[START OF Exercise data]

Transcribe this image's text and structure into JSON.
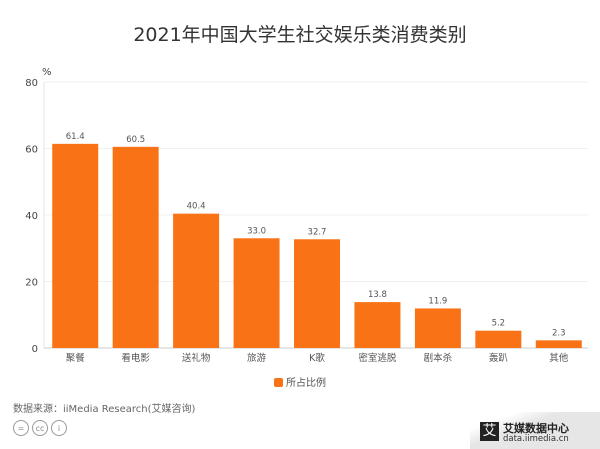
{
  "title": "2021年中国大学生社交娱乐类消费类别",
  "chart_data": {
    "type": "bar",
    "title": "2021年中国大学生社交娱乐类消费类别",
    "ylabel": "%",
    "ylim": [
      0,
      80
    ],
    "yticks": [
      0,
      20,
      40,
      60,
      80
    ],
    "categories": [
      "聚餐",
      "看电影",
      "送礼物",
      "旅游",
      "K歌",
      "密室逃脱",
      "剧本杀",
      "轰趴",
      "其他"
    ],
    "series": [
      {
        "name": "所占比例",
        "values": [
          61.4,
          60.5,
          40.4,
          33.0,
          32.7,
          13.8,
          11.9,
          5.2,
          2.3
        ],
        "color": "#f97316"
      }
    ],
    "grid": true,
    "legend": "bottom"
  },
  "source": "数据来源：iiMedia Research(艾媒咨询)",
  "brand": {
    "logo": "艾",
    "name": "艾媒数据中心",
    "url": "data.iimedia.cn"
  },
  "license_icons": [
    "nd-icon",
    "cc-icon",
    "by-icon"
  ]
}
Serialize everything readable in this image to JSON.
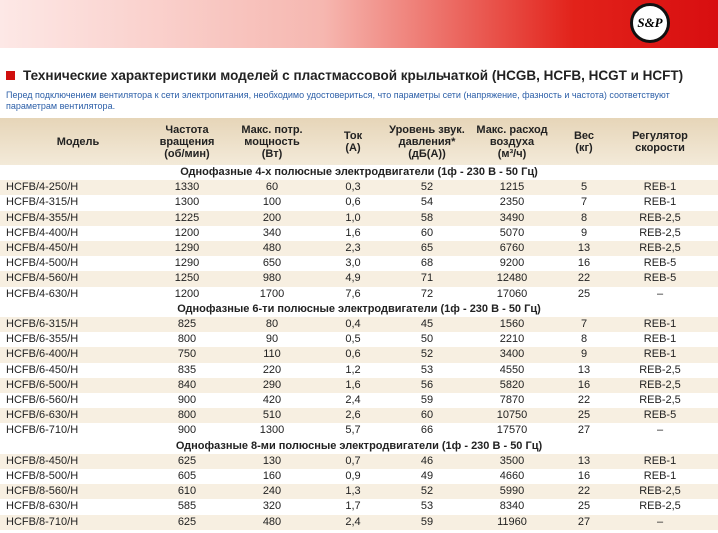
{
  "header": {
    "logo": "S&P"
  },
  "title": "Технические характеристики моделей с пластмассовой крыльчаткой (HCGB, HCFB, HCGT и HCFT)",
  "note": "Перед подключением вентилятора к сети электропитания, необходимо удостовериться, что параметры сети (напряжение, фазность и частота) соответствуют параметрам вентилятора.",
  "table": {
    "columns": [
      [
        "Модель"
      ],
      [
        "Частота",
        "вращения",
        "(об/мин)"
      ],
      [
        "Макс. потр.",
        "мощность",
        "(Вт)"
      ],
      [
        "Ток",
        "(А)"
      ],
      [
        "Уровень звук.",
        "давления*",
        "(дБ(А))"
      ],
      [
        "Макс. расход",
        "воздуха",
        "(м³/ч)"
      ],
      [
        "Вес",
        "(кг)"
      ],
      [
        "Регулятор",
        "скорости"
      ]
    ],
    "sections": [
      {
        "title": "Однофазные 4-х полюсные электродвигатели (1ф - 230 В - 50 Гц)",
        "rows": [
          [
            "HCFB/4-250/H",
            "1330",
            "60",
            "0,3",
            "52",
            "1215",
            "5",
            "REB-1"
          ],
          [
            "HCFB/4-315/H",
            "1300",
            "100",
            "0,6",
            "54",
            "2350",
            "7",
            "REB-1"
          ],
          [
            "HCFB/4-355/H",
            "1225",
            "200",
            "1,0",
            "58",
            "3490",
            "8",
            "REB-2,5"
          ],
          [
            "HCFB/4-400/H",
            "1200",
            "340",
            "1,6",
            "60",
            "5070",
            "9",
            "REB-2,5"
          ],
          [
            "HCFB/4-450/H",
            "1290",
            "480",
            "2,3",
            "65",
            "6760",
            "13",
            "REB-2,5"
          ],
          [
            "HCFB/4-500/H",
            "1290",
            "650",
            "3,0",
            "68",
            "9200",
            "16",
            "REB-5"
          ],
          [
            "HCFB/4-560/H",
            "1250",
            "980",
            "4,9",
            "71",
            "12480",
            "22",
            "REB-5"
          ],
          [
            "HCFB/4-630/H",
            "1200",
            "1700",
            "7,6",
            "72",
            "17060",
            "25",
            "–"
          ]
        ]
      },
      {
        "title": "Однофазные 6-ти полюсные электродвигатели (1ф - 230 В - 50 Гц)",
        "rows": [
          [
            "HCFB/6-315/H",
            "825",
            "80",
            "0,4",
            "45",
            "1560",
            "7",
            "REB-1"
          ],
          [
            "HCFB/6-355/H",
            "800",
            "90",
            "0,5",
            "50",
            "2210",
            "8",
            "REB-1"
          ],
          [
            "HCFB/6-400/H",
            "750",
            "110",
            "0,6",
            "52",
            "3400",
            "9",
            "REB-1"
          ],
          [
            "HCFB/6-450/H",
            "835",
            "220",
            "1,2",
            "53",
            "4550",
            "13",
            "REB-2,5"
          ],
          [
            "HCFB/6-500/H",
            "840",
            "290",
            "1,6",
            "56",
            "5820",
            "16",
            "REB-2,5"
          ],
          [
            "HCFB/6-560/H",
            "900",
            "420",
            "2,4",
            "59",
            "7870",
            "22",
            "REB-2,5"
          ],
          [
            "HCFB/6-630/H",
            "800",
            "510",
            "2,6",
            "60",
            "10750",
            "25",
            "REB-5"
          ],
          [
            "HCFB/6-710/H",
            "900",
            "1300",
            "5,7",
            "66",
            "17570",
            "27",
            "–"
          ]
        ]
      },
      {
        "title": "Однофазные 8-ми полюсные электродвигатели (1ф - 230 В - 50 Гц)",
        "rows": [
          [
            "HCFB/8-450/H",
            "625",
            "130",
            "0,7",
            "46",
            "3500",
            "13",
            "REB-1"
          ],
          [
            "HCFB/8-500/H",
            "605",
            "160",
            "0,9",
            "49",
            "4660",
            "16",
            "REB-1"
          ],
          [
            "HCFB/8-560/H",
            "610",
            "240",
            "1,3",
            "52",
            "5990",
            "22",
            "REB-2,5"
          ],
          [
            "HCFB/8-630/H",
            "585",
            "320",
            "1,7",
            "53",
            "8340",
            "25",
            "REB-2,5"
          ],
          [
            "HCFB/8-710/H",
            "625",
            "480",
            "2,4",
            "59",
            "11960",
            "27",
            "–"
          ]
        ]
      }
    ]
  }
}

[END OF Exercise data]

Objective – Among the entries above, how many lines include the word "полюсные"? Give the number with no comment.

Solution below – 3